[Data records]

** begin **

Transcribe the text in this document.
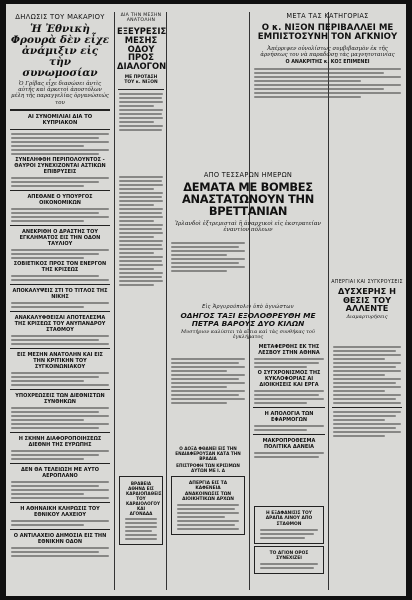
ΔΗΛΩΣΙΣ ΤΟΥ ΜΑΚΑΡΙΟΥ
Ἡ Ἐθνικὴ Φρουρὰ δὲν εἶχε ἀνάμιξιν εἰς τὴν συνωμοσίαν
Ὁ Γρίβας εἶχε διασώσει ἀντὶς αὐτῆς καὶ ἀρκετοὶ ἀποστόλων μέλη τῆς παραγγελίας ὀργανώσεώς του
ΑΙ ΣΥΝΟΜΙΛΙΑΙ ΔΙΑ ΤΟ ΚΥΠΡΙΑΚΟΝ
ΣΥΝΕΛΗΦΘΗ ΠΕΡΙΠΟΛΟΥΝΤΟΣ - ΘΑΥΡΟΙ ΣΥΝΕΧΙΖΟΝΤΑΙ ΑΣΤΙΚΩΝ ΕΠΙΒΡΥΣΕΙΣ
ΑΠΕΘΑΝΕ Ο ΥΠΟΥΡΓΟΣ ΟΙΚΟΝΟΜΙΚΩΝ
ΑΝΕΚΡΙΘΗ Ο ΔΡΑΣΤΗΣ ΤΟΥ ΕΓΚΛΗΜΑΤΟΣ ΕΙΣ ΤΗΝ ΟΔΟΝ ΤΑΥΛΙΟΥ
ΣΟΒΙΕΤΙΚΟΣ ΠΡΟΣ ΤΟΝ ΕΝΕΡΓΟΝ ΤΗΣ ΚΡΙΣΕΩΣ
ΑΠΟΚΑΛΥΨΕΙΣ ΣΤΙ ΤΟ ΤΙΤΛΟΣ ΤΗΣ ΝΙΚΗΣ
ΑΝΑΚΑΛΥΦΘΕΙΣΑΙ ΑΠΟΤΕΛΕΣΜΑ ΤΗΣ ΚΡΙΣΕΩΣ ΤΟΥ ΑΝΥΠΑΝΔΡΟΥ ΣΤΑΘΜΟΥ
ΕΙΣ ΜΕΣΗΝ ΑΝΑΤΟΛΗΝ ΚΑΙ ΕΙΣ ΤΗΝ ΚΡΙΤΙΚΗΝ ΤΟΥ ΣΥΓΚΟΙΝΩΝΙΑΚΟΥ
ΥΠΟΧΡΕΩΣΕΙΣ ΤΩΝ ΔΙΕΘΝΙΣΤΩΝ ΣΥΝΘΗΚΩΝ
Η ΣΚΗΝΗ ΔΙΑΦΟΡΟΠΟΙΗΣΕΩΣ ΔΙΕΘΝΗ ΤΗΣ ΕΥΡΩΠΗΣ
ΔΕΝ ΘΑ ΤΕΛΕΙΩΣΗ ΜΕ ΑΥΤΟ ΑΕΡΟΠΛΑΝΟ
Η ΑΘΗΝΑΙΚΗ ΚΛΗΡΩΣΙΣ ΤΟΥ ΕΘΝΙΚΟΥ ΛΑΧΕΙΟΥ
Ο ΑΝΤΙΛΑΧΕΙΟ ΔΗΜΟΣΙΑ ΕΙΣ ΤΗΝ ΕΘΝΙΚΗΝ ΟΔΟΝ
ΔΙΑ ΤΗΝ ΜΕΣΗΝ ΑΝΑΤΟΛΗΝ
ΕΞΕΥΡΕΣΙΣ ΜΕΣΗΣ ΟΔΟΥ ΠΡΟΣ ΔΙΑΛΟΓΟΝ
ΜΕ ΠΡΟΤΑΣΗ ΤΟΥ κ. ΝΙΞΟΝ
ΜΕΤΑ ΤΑΣ ΚΑΤΗΓΟΡΙΑΣ
Ο κ. ΝΙΞΟΝ ΠΕΡΙΒΑΛΛΕΙ ΜΕ ΕΜΠΙΣΤΟΣΥΝΗ ΤΟΝ ΑΓΚΝΙΟΥ
Ἀπέρριψεν οὐνολίστως συμβιβασμὸν ἐκ τῆς ἀρνήσεως του νὰ παραδῶσῃ τὰς μαγνητοταινίας
Ο ΑΝΑΚΡΙΤΗΣ κ. ΚΟΞ ΕΠΙΜΕΝΕΙ
ΑΠΟ ΤΕΣΣΑΡΩΝ ΗΜΕΡΩΝ
ΔΕΜΑΤΑ ΜΕ ΒΟΜΒΕΣ ΑΝΑΣΤΑΤΩΝΟΥΝ ΤΗΝ ΒΡΕΤΤΑΝΙΑΝ
Ἰρλανδοὶ ἐξτρεμισταὶ ἢ ἀναρχικοὶ εἰς ἐκστρατείαν ἐναντίον πόλεων
ΑΠΕΡΓΙΑΙ ΚΑΙ ΣΥΓΚΡΟΥΣΕΙΣ
ΔΥΣΧΕΡΗΣ Η ΘΕΣΙΣ ΤΟΥ ΑΛΛΕΝΤΕ
Διαμαρτυρήσεις
Εἰς Ἀργυρούπολιν ὑπὸ ἀγνώστων
ΟΔΗΓΟΣ ΤΑΞΙ ΕΞΟΛΟΘΡΕΥΘΗ ΜΕ ΠΕΤΡΑ ΒΑΡΟΥΣ ΔΥΟ ΚΙΛΩΝ
Μυστήριον καλύπτει τὰ αἴτια καὶ τὰς συνθήκας τοῦ ἐγκλήματος
ΜΕΤΑΦΕΡΘΗΣ ΕΚ ΤΗΣ ΛΕΣΒΟΥ ΣΤΗΝ ΑΘΗΝΑ
Ο ΣΥΓΧΡΟΝΙΣΜΟΣ ΤΗΣ ΚΥΚΛΟΦΟΡΙΑΣ ΑΙ ΔΙΟΙΚΗΣΕΙΣ ΚΑΙ ΕΡΓΑ
Η ΑΠΟΛΟΓΙΑ ΤΩΝ ΕΦΑΡΜΟΓΩΝ
ΜΑΚΡΟΠΡΟΘΕΣΜΑ ΠΟΛΙΤΙΚΑ ΔΑΝΕΙΑ
Ο ΔΟΞΑ ΦΘΑΝΕΙ ΕΙΣ ΤΗΝ ΕΝΔΙΑΦΕΡΟΥΣΑΝ ΚΑΤΑ ΤΗΝ ΒΡΑΔΙΑ
ΕΠΙΣΤΡΟΦΗ ΤΩΝ ΚΡΙΣΙΜΩΝ ΑΥΤΩΝ ΜΕ Ι. Δ
ΒΡΑΒΕΙΑ ΑΘΗΝΑ ΕΙΣ ΚΑΡΔΙΟΠΑΘΕΙΣ ΤΟΥ ΚΑΡΔΙΟΛΟΓΟΥ ΚΑΙ ΑΓΟΝΑΔΑ
ΑΠΕΡΓΙΑ ΕΙΣ ΤΑ ΚΑΦΕΝΕΙΑ ΑΝΑΚΟΙΝΩΣΙΣ ΤΩΝ ΔΙΟΙΚΗΤΙΚΩΝ ΑΡΧΩΝ
Η ΕΞΑΦΑΝΙΣΙΣ ΤΟΥ ΑΡΑΠΑ ΛΙΝΟΥ ΑΠΟ ΣΤΑΘΜΟΝ
ΤΟ ΑΓΙΟΝ ΟΡΟΣ ΣΥΝΕΧΙΖΕΙ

** end **

TASK TO COMPLETE:
Reproduce every record above exactly, but leave out the pictures.

WORKED SOLUTION:
Transcribe the text in this document.
ΔΗΛΩΣΙΣ ΤΟΥ ΜΑΚΑΡΙΟΥ
Ἡ Ἐθνικὴ Φρουρὰ δὲν εἶχε ἀνάμιξιν εἰς τὴν συνωμοσίαν
Ὁ Γρίβας εἶχε διασώσει ἀντὶς αὐτῆς καὶ ἀρκετοὶ ἀποστόλων μέλη τῆς παραγγελίας ὀργανώσεώς του
ΑΙ ΣΥΝΟΜΙΛΙΑΙ ΔΙΑ ΤΟ ΚΥΠΡΙΑΚΟΝ
ΣΥΝΕΛΗΦΘΗ ΠΕΡΙΠΟΛΟΥΝΤΟΣ - ΘΑΥΡΟΙ ΣΥΝΕΧΙΖΟΝΤΑΙ ΑΣΤΙΚΩΝ ΕΠΙΒΡΥΣΕΙΣ
ΑΠΕΘΑΝΕ Ο ΥΠΟΥΡΓΟΣ ΟΙΚΟΝΟΜΙΚΩΝ
ΑΝΕΚΡΙΘΗ Ο ΔΡΑΣΤΗΣ ΤΟΥ ΕΓΚΛΗΜΑΤΟΣ ΕΙΣ ΤΗΝ ΟΔΟΝ ΤΑΥΛΙΟΥ
ΣΟΒΙΕΤΙΚΟΣ ΠΡΟΣ ΤΟΝ ΕΝΕΡΓΟΝ ΤΗΣ ΚΡΙΣΕΩΣ
ΑΠΟΚΑΛΥΨΕΙΣ ΣΤΙ ΤΟ ΤΙΤΛΟΣ ΤΗΣ ΝΙΚΗΣ
ΑΝΑΚΑΛΥΦΘΕΙΣΑΙ ΑΠΟΤΕΛΕΣΜΑ ΤΗΣ ΚΡΙΣΕΩΣ ΤΟΥ ΑΝΥΠΑΝΔΡΟΥ ΣΤΑΘΜΟΥ
ΕΙΣ ΜΕΣΗΝ ΑΝΑΤΟΛΗΝ ΚΑΙ ΕΙΣ ΤΗΝ ΚΡΙΤΙΚΗΝ ΤΟΥ ΣΥΓΚΟΙΝΩΝΙΑΚΟΥ
ΥΠΟΧΡΕΩΣΕΙΣ ΤΩΝ ΔΙΕΘΝΙΣΤΩΝ ΣΥΝΘΗΚΩΝ
Η ΣΚΗΝΗ ΔΙΑΦΟΡΟΠΟΙΗΣΕΩΣ ΔΙΕΘΝΗ ΤΗΣ ΕΥΡΩΠΗΣ
ΔΕΝ ΘΑ ΤΕΛΕΙΩΣΗ ΜΕ ΑΥΤΟ ΑΕΡΟΠΛΑΝΟ
Η ΑΘΗΝΑΙΚΗ ΚΛΗΡΩΣΙΣ ΤΟΥ ΕΘΝΙΚΟΥ ΛΑΧΕΙΟΥ
Ο ΑΝΤΙΛΑΧΕΙΟ ΔΗΜΟΣΙΑ ΕΙΣ ΤΗΝ ΕΘΝΙΚΗΝ ΟΔΟΝ
ΔΙΑ ΤΗΝ ΜΕΣΗΝ ΑΝΑΤΟΛΗΝ
ΕΞΕΥΡΕΣΙΣ ΜΕΣΗΣ ΟΔΟΥ ΠΡΟΣ ΔΙΑΛΟΓΟΝ
ΜΕ ΠΡΟΤΑΣΗ ΤΟΥ κ. ΝΙΞΟΝ
ΜΕΤΑ ΤΑΣ ΚΑΤΗΓΟΡΙΑΣ
Ο κ. ΝΙΞΟΝ ΠΕΡΙΒΑΛΛΕΙ ΜΕ ΕΜΠΙΣΤΟΣΥΝΗ ΤΟΝ ΑΓΚΝΙΟΥ
Ἀπέρριψεν οὐνολίστως συμβιβασμὸν ἐκ τῆς ἀρνήσεως του νὰ παραδῶσῃ τὰς μαγνητοταινίας
Ο ΑΝΑΚΡΙΤΗΣ κ. ΚΟΞ ΕΠΙΜΕΝΕΙ
ΑΠΟ ΤΕΣΣΑΡΩΝ ΗΜΕΡΩΝ
ΔΕΜΑΤΑ ΜΕ ΒΟΜΒΕΣ ΑΝΑΣΤΑΤΩΝΟΥΝ ΤΗΝ ΒΡΕΤΤΑΝΙΑΝ
Ἰρλανδοὶ ἐξτρεμισταὶ ἢ ἀναρχικοὶ εἰς ἐκστρατείαν ἐναντίον πόλεων
ΑΠΕΡΓΙΑΙ ΚΑΙ ΣΥΓΚΡΟΥΣΕΙΣ
ΔΥΣΧΕΡΗΣ Η ΘΕΣΙΣ ΤΟΥ ΑΛΛΕΝΤΕ
Διαμαρτυρήσεις
Εἰς Ἀργυρούπολιν ὑπὸ ἀγνώστων
ΟΔΗΓΟΣ ΤΑΞΙ ΕΞΟΛΟΘΡΕΥΘΗ ΜΕ ΠΕΤΡΑ ΒΑΡΟΥΣ ΔΥΟ ΚΙΛΩΝ
Μυστήριον καλύπτει τὰ αἴτια καὶ τὰς συνθήκας τοῦ ἐγκλήματος
ΜΕΤΑΦΕΡΘΗΣ ΕΚ ΤΗΣ ΛΕΣΒΟΥ ΣΤΗΝ ΑΘΗΝΑ
Ο ΣΥΓΧΡΟΝΙΣΜΟΣ ΤΗΣ ΚΥΚΛΟΦΟΡΙΑΣ ΑΙ ΔΙΟΙΚΗΣΕΙΣ ΚΑΙ ΕΡΓΑ
Η ΑΠΟΛΟΓΙΑ ΤΩΝ ΕΦΑΡΜΟΓΩΝ
ΜΑΚΡΟΠΡΟΘΕΣΜΑ ΠΟΛΙΤΙΚΑ ΔΑΝΕΙΑ
Ο ΔΟΞΑ ΦΘΑΝΕΙ ΕΙΣ ΤΗΝ ΕΝΔΙΑΦΕΡΟΥΣΑΝ ΚΑΤΑ ΤΗΝ ΒΡΑΔΙΑ
ΕΠΙΣΤΡΟΦΗ ΤΩΝ ΚΡΙΣΙΜΩΝ ΑΥΤΩΝ ΜΕ Ι. Δ
ΒΡΑΒΕΙΑ ΑΘΗΝΑ ΕΙΣ ΚΑΡΔΙΟΠΑΘΕΙΣ ΤΟΥ ΚΑΡΔΙΟΛΟΓΟΥ ΚΑΙ ΑΓΟΝΑΔΑ
ΑΠΕΡΓΙΑ ΕΙΣ ΤΑ ΚΑΦΕΝΕΙΑ ΑΝΑΚΟΙΝΩΣΙΣ ΤΩΝ ΔΙΟΙΚΗΤΙΚΩΝ ΑΡΧΩΝ
Η ΕΞΑΦΑΝΙΣΙΣ ΤΟΥ ΑΡΑΠΑ ΛΙΝΟΥ ΑΠΟ ΣΤΑΘΜΟΝ
ΤΟ ΑΓΙΟΝ ΟΡΟΣ ΣΥΝΕΧΙΖΕΙ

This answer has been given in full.